** Exercise aim **
Copy each line of the entries that contains the word "your".

▬▬▬▬▬▬▬▬▬▬

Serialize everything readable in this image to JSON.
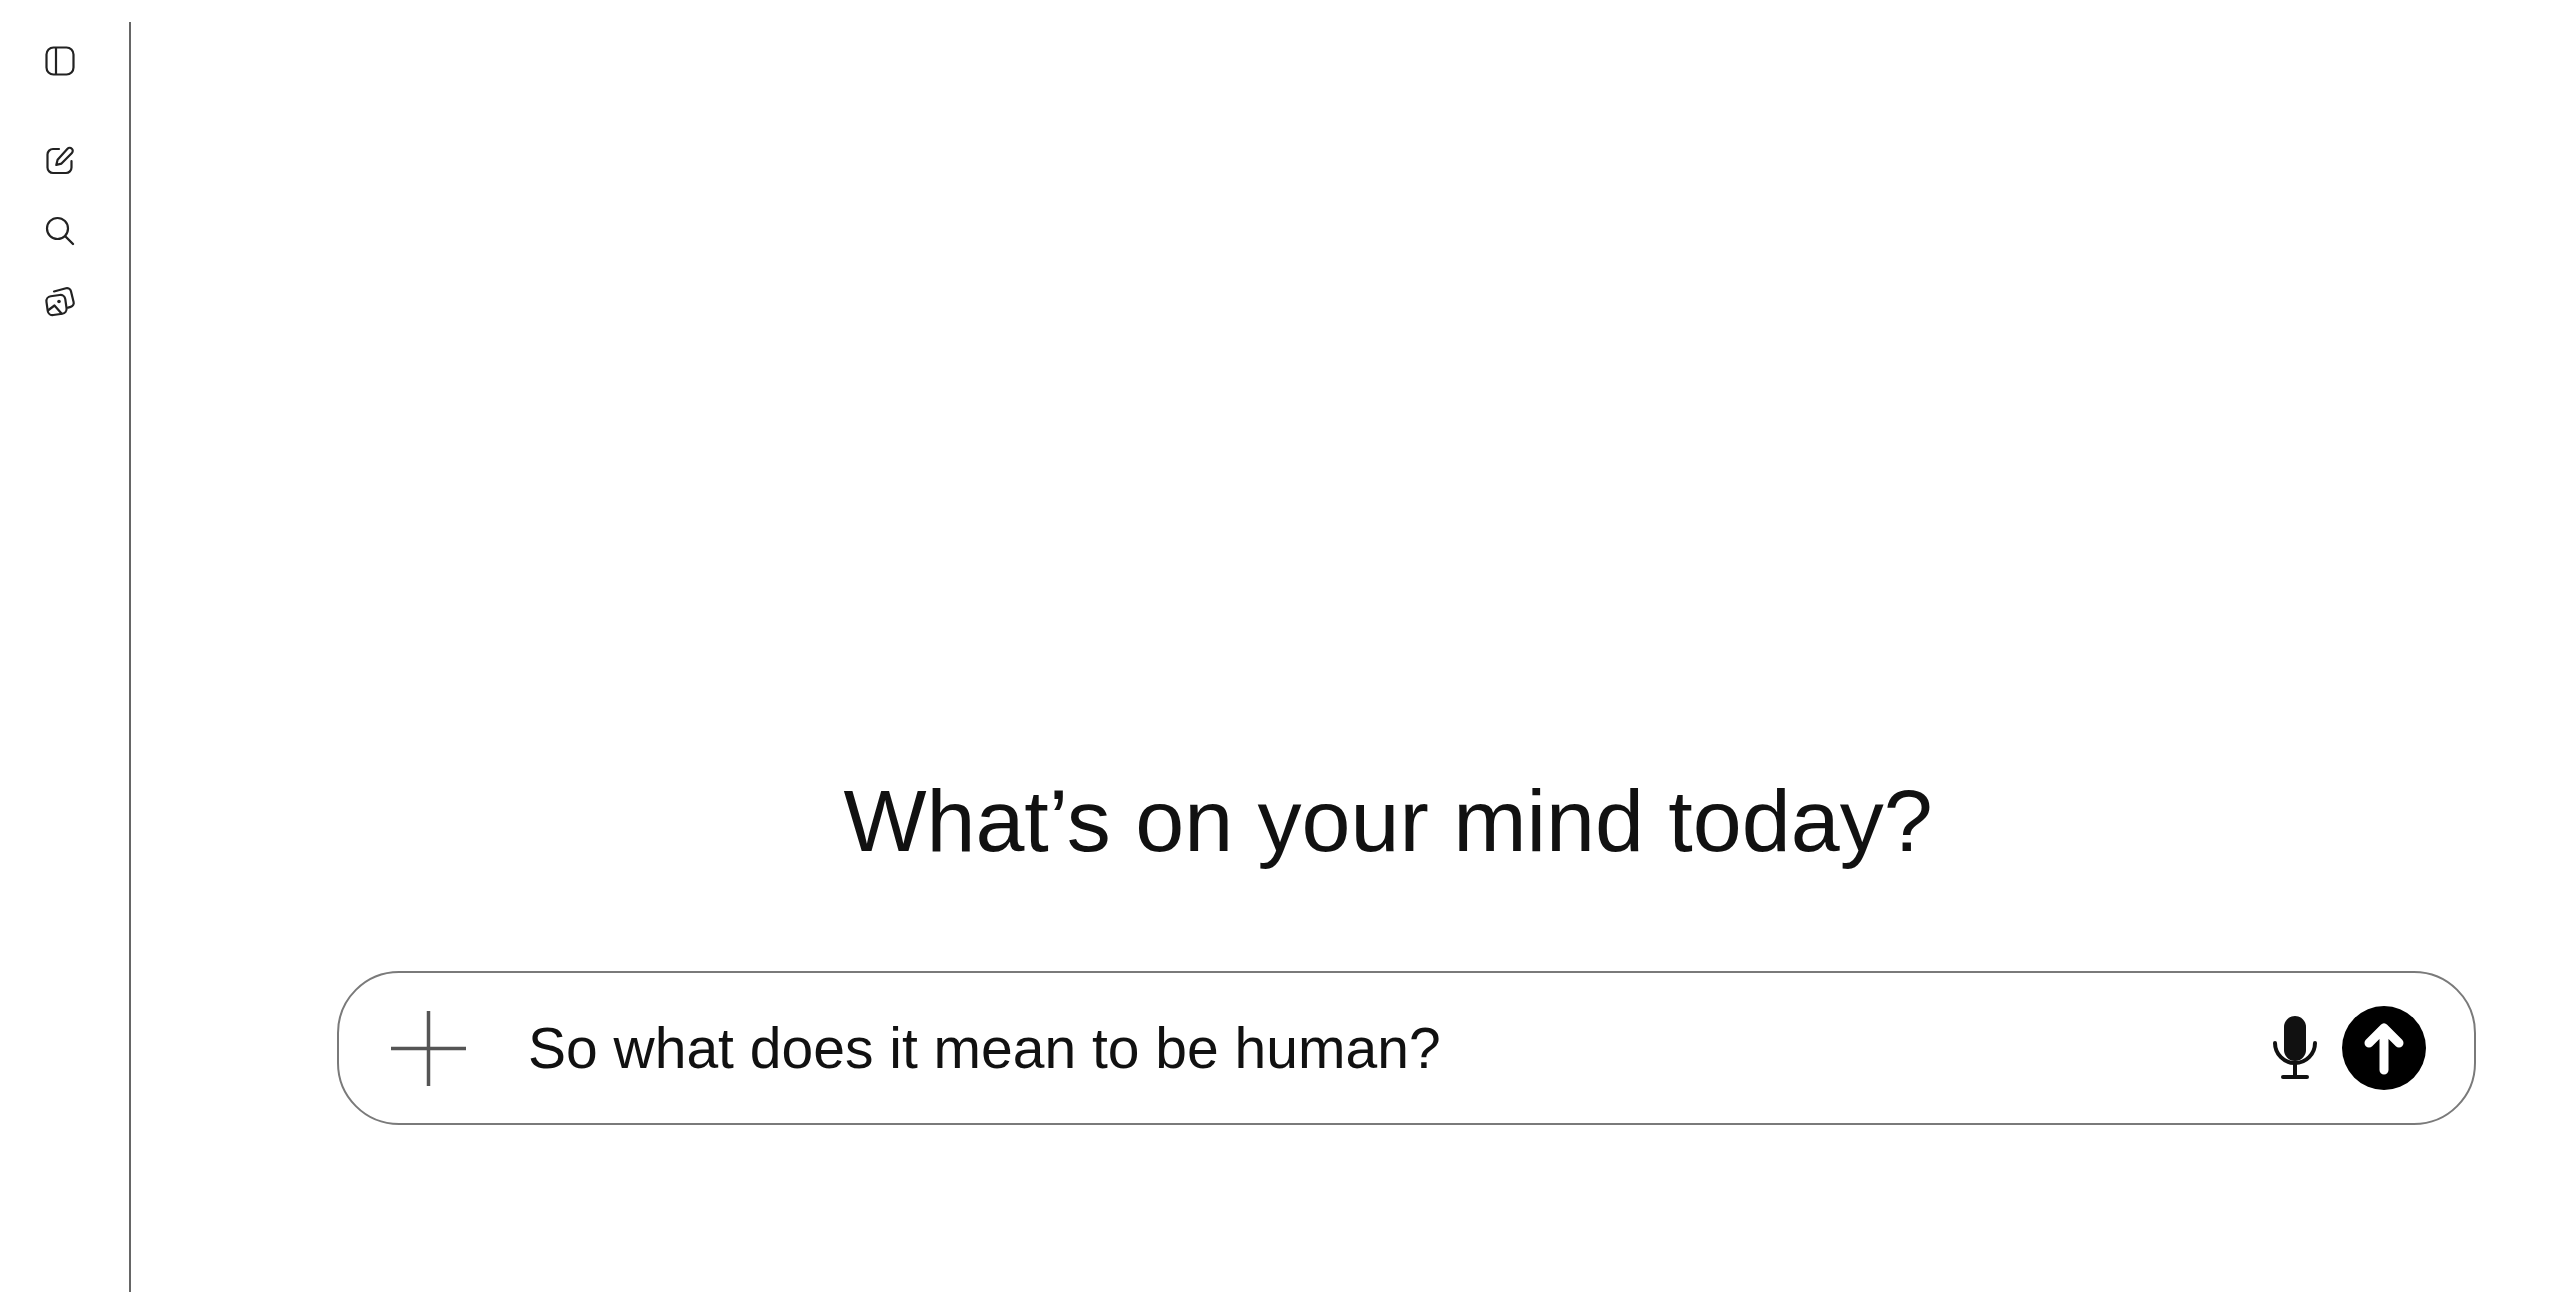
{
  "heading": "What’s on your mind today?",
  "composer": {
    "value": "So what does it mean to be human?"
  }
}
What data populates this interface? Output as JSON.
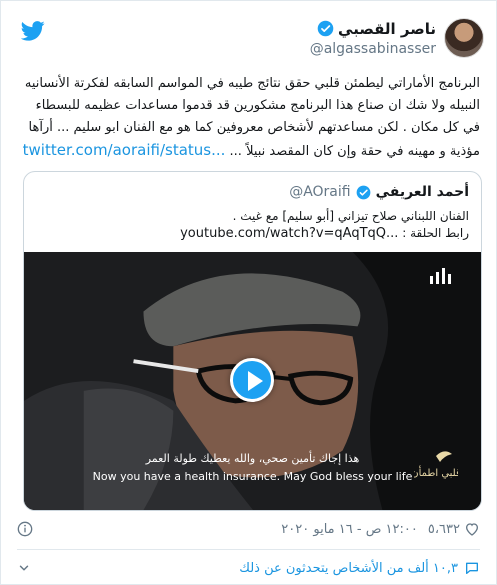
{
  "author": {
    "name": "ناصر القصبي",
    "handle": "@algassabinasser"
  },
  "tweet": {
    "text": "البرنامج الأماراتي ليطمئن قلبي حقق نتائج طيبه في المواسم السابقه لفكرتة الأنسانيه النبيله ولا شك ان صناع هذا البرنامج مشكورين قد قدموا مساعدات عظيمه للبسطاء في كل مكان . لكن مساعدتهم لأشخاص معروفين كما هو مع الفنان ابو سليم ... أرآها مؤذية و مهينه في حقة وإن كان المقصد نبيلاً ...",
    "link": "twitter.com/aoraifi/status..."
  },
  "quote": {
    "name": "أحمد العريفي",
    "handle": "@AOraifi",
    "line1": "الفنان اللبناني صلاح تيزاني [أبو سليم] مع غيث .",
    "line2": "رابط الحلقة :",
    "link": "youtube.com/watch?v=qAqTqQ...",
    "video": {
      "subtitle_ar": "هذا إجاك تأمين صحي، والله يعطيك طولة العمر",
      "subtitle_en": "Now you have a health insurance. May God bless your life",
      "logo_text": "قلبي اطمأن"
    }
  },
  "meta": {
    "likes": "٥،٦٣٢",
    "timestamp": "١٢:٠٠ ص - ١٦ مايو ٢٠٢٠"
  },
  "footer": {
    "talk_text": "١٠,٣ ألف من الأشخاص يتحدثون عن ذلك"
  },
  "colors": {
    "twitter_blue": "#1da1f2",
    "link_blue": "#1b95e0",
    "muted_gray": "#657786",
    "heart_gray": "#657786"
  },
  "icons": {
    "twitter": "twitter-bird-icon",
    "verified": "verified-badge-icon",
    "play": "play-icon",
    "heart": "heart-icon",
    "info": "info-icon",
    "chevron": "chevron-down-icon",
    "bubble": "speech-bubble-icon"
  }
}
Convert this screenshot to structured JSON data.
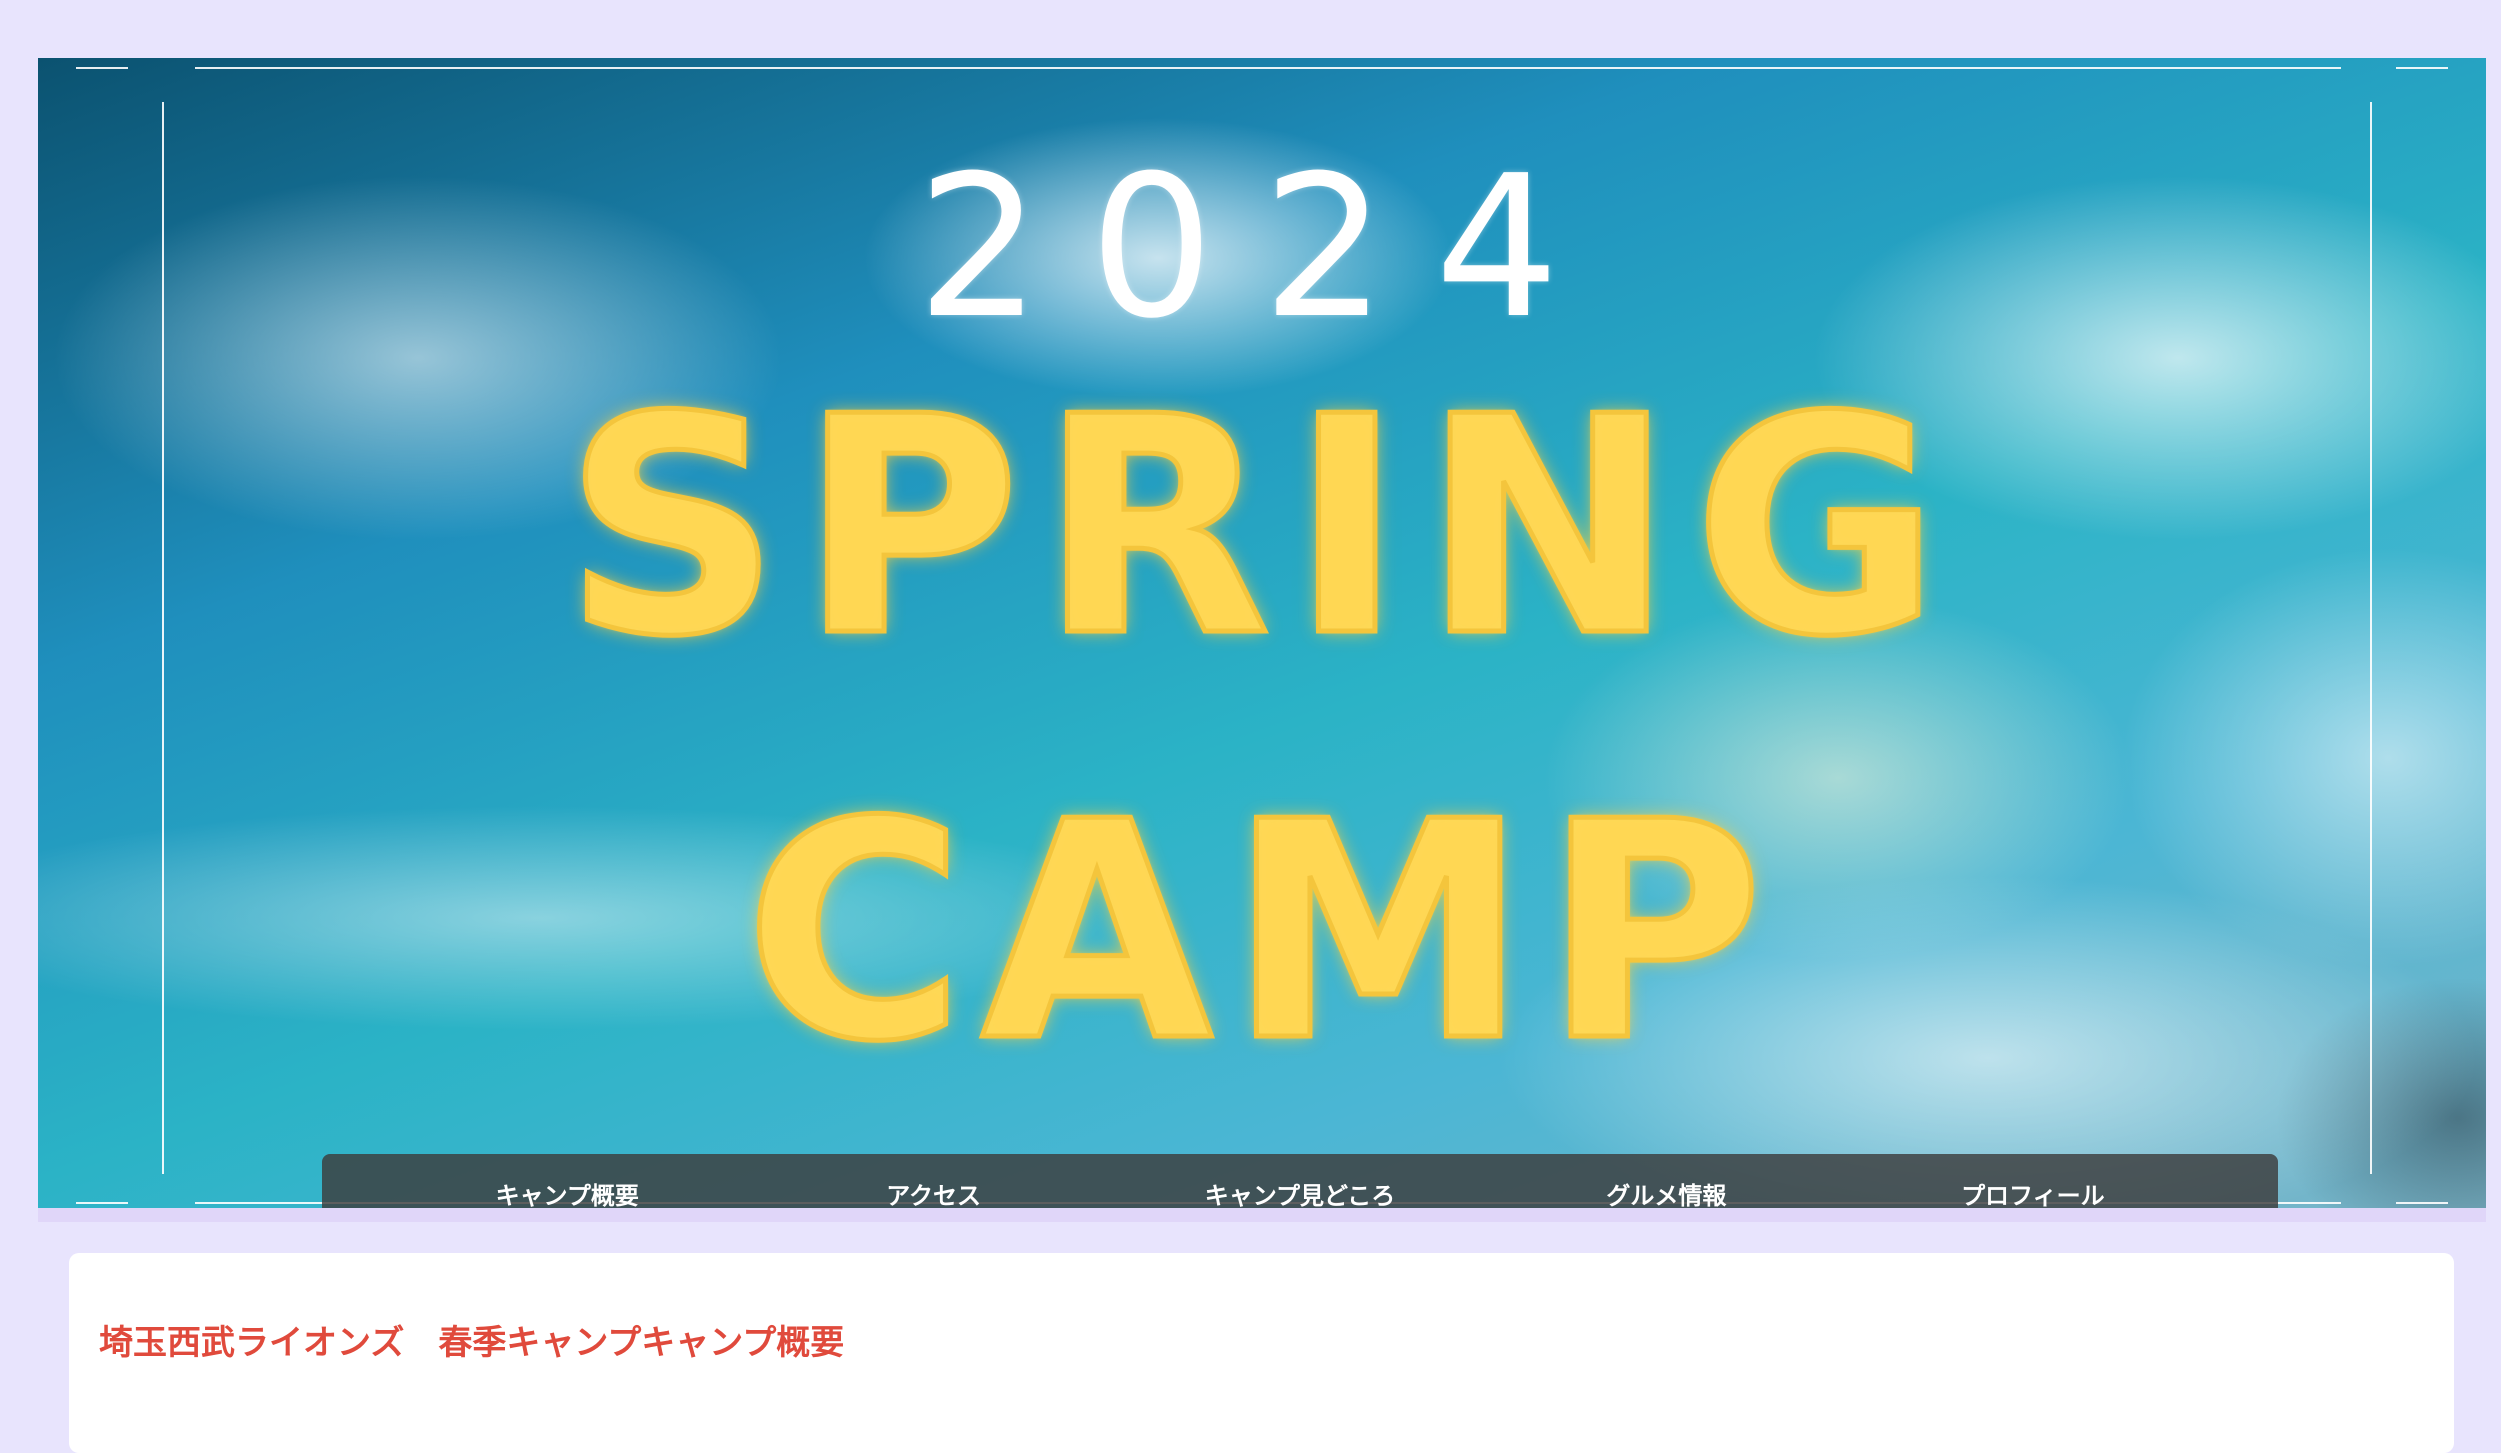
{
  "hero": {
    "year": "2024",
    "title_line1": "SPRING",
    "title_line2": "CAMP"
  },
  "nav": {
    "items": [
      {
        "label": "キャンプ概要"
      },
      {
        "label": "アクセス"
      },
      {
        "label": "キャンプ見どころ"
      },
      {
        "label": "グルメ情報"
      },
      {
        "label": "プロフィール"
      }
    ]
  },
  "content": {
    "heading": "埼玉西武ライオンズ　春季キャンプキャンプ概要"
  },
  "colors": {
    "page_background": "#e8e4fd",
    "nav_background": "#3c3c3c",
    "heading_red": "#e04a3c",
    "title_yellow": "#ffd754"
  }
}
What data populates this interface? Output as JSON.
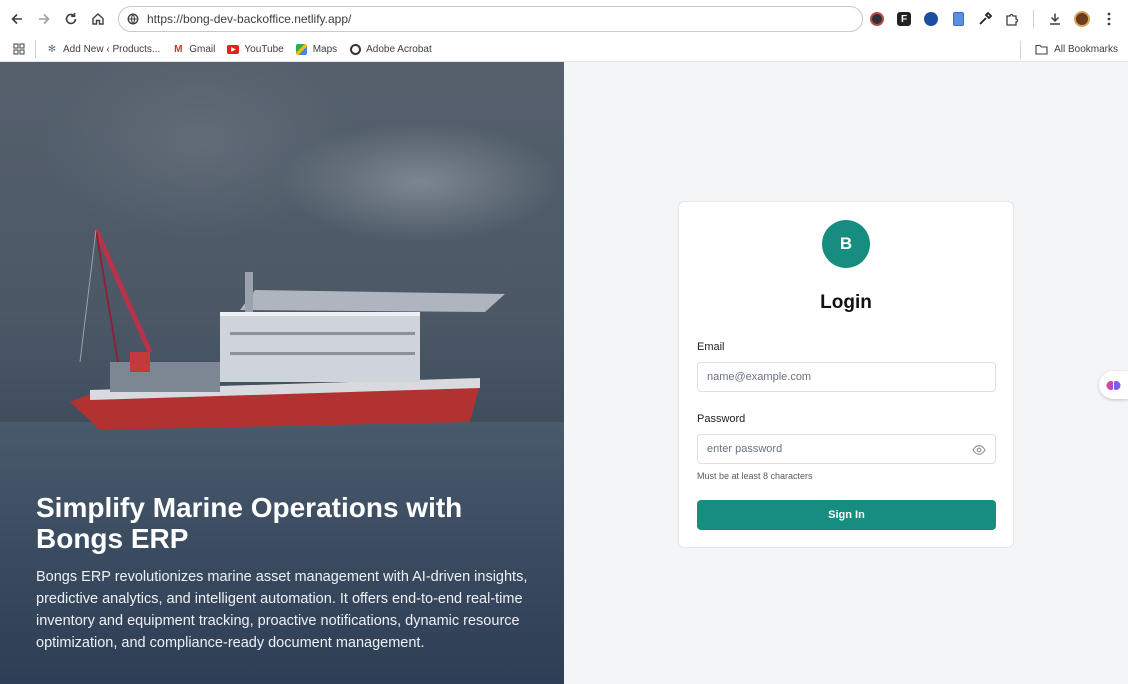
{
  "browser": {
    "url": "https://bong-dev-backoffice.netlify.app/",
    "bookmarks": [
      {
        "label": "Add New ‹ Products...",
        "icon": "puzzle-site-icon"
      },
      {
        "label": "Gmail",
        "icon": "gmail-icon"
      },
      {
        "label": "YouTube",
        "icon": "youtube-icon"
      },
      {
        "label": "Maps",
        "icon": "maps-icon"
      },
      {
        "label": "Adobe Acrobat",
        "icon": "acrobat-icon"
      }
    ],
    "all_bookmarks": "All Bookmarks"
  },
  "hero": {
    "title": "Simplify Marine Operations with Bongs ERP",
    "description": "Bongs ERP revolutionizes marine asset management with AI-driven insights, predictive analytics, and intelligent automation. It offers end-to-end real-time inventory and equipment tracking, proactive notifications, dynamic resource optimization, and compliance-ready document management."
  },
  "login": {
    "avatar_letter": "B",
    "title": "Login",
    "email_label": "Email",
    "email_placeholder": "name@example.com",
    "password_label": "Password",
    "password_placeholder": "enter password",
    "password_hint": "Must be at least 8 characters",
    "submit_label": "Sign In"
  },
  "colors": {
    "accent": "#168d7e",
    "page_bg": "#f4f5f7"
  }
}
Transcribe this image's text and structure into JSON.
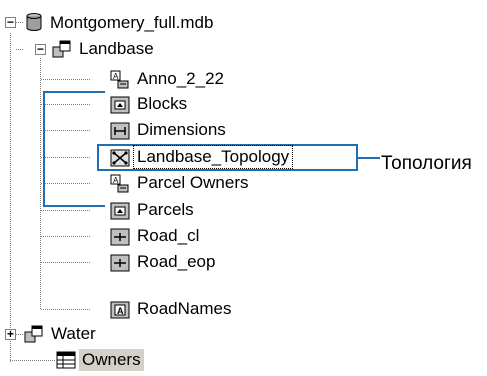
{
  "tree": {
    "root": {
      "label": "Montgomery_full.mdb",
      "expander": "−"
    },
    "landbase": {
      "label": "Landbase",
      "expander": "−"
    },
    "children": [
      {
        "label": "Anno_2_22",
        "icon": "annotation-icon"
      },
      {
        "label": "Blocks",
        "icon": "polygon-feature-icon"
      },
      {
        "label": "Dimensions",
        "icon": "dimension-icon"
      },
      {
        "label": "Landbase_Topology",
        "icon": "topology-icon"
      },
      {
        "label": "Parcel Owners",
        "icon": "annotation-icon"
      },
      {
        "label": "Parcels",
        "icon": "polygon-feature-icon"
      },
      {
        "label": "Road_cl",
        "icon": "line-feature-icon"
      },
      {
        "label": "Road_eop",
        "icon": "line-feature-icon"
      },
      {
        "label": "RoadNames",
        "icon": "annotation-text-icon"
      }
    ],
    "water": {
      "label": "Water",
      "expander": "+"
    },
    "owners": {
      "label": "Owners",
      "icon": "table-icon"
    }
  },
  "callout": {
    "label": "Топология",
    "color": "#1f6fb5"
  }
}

▬▬▬▬▬▬▬▬▬▬

** Exercise solution **
  "heading": "What’s on your mind today?",
      "subtitle_en": "Now you have a health insurance. May God bless your life",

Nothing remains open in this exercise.